Passage to read -
============
Citation: 2015 FC 568

Toronto, Ontario, April 30, 2015

PRESENT:    The Honourable Mr. Justice Diner

Docket: IMM-7119-13

BETWEEN:

VIDYAVATI LILLA

Applicant

and

THE MINISTER OF CITIZENSHIP AND IMMIGRATION

Respondent

JUDGMENT AND REASONS

I.                   Overview

[1]               This case is a judicial review, pursuant to section 72(1) of the Immigration and Refugee Protection Act (SC 2001, c 27) [IRPA], challenging the decision [Decision] of the Manager of the Port of Spain, Trinidad and Tobago visa office [Officer], which refused an Application for an Authorization to Return to Canada [ARC], that impacted an underlying Spousal sponsorship.

II.                Facts

[2]               The Applicant has a long immigration history, including approximately nine years in Canada between 2001 and 2009 wherein numerous immigration proceedings were engaged, which ultimately resulted in her deportation from Canada. Her immigration history includes some of the following key events and dates.

[3]               The Applicant and her current husband, who is also her sponsor, obtained a divorce in Guyana, their native country, in 1988. However, they reconciled in 1992, and lived together in Guyana until the sponsor came to Canada in 2001, at which time he landed as a permanent resident.
============
Source material -

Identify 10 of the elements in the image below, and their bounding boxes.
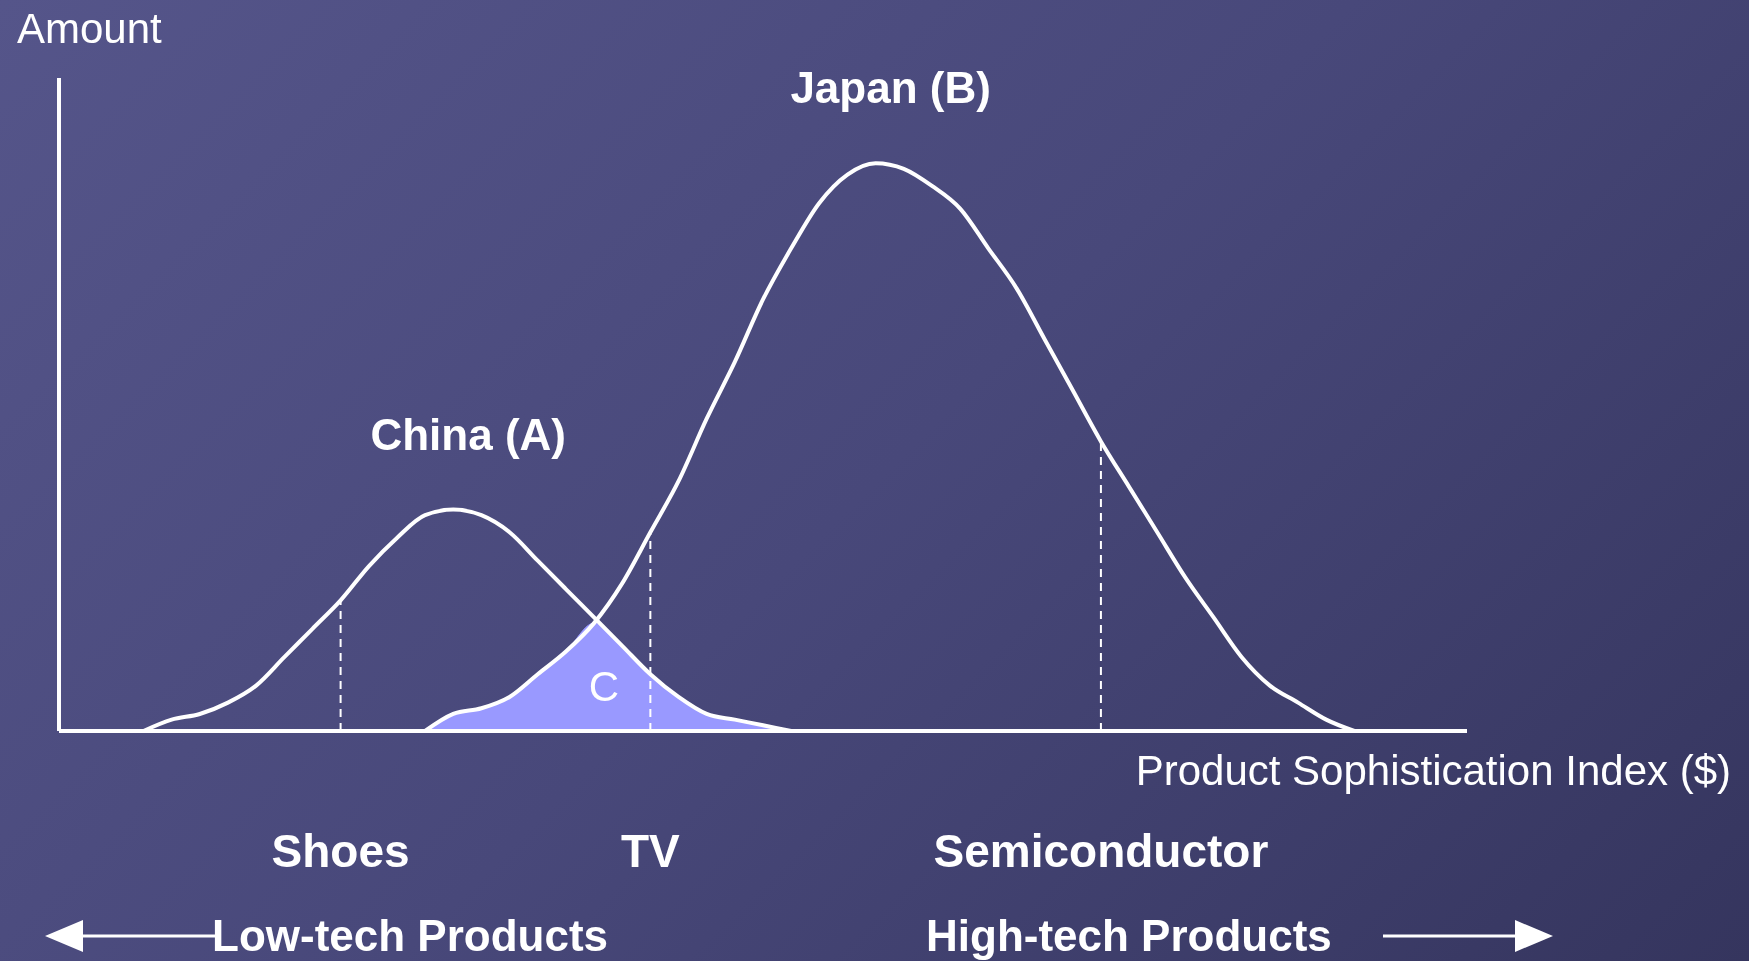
============
Written problem 1 -
Answer these from the judgment:
(a) What is the docket number?
(b) Where is the visa office whose manager made the refused decision?
(c) In what year did the Applicant and her current husband divorce?
Written problem 2 - Reproduce the part of the judgment starting at "JUDGMENT AND REASONS" and ending at "events and dates.".
The material after the judgment is separate from it.

Expected answer 1 -
(a) IMM-7119-13
(b) Port of Spain, Trinidad and Tobago
(c) 1988

Expected answer 2 -
JUDGMENT AND REASONS

I.                   Overview

[1]               This case is a judicial review, pursuant to section 72(1) of the Immigration and Refugee Protection Act (SC 2001, c 27) [IRPA], challenging the decision [Decision] of the Manager of the Port of Spain, Trinidad and Tobago visa office [Officer], which refused an Application for an Authorization to Return to Canada [ARC], that impacted an underlying Spousal sponsorship.

II.                Facts

[2]               The Applicant has a long immigration history, including approximately nine years in Canada between 2001 and 2009 wherein numerous immigration proceedings were engaged, which ultimately resulted in her deportation from Canada. Her immigration history includes some of the following key events and dates.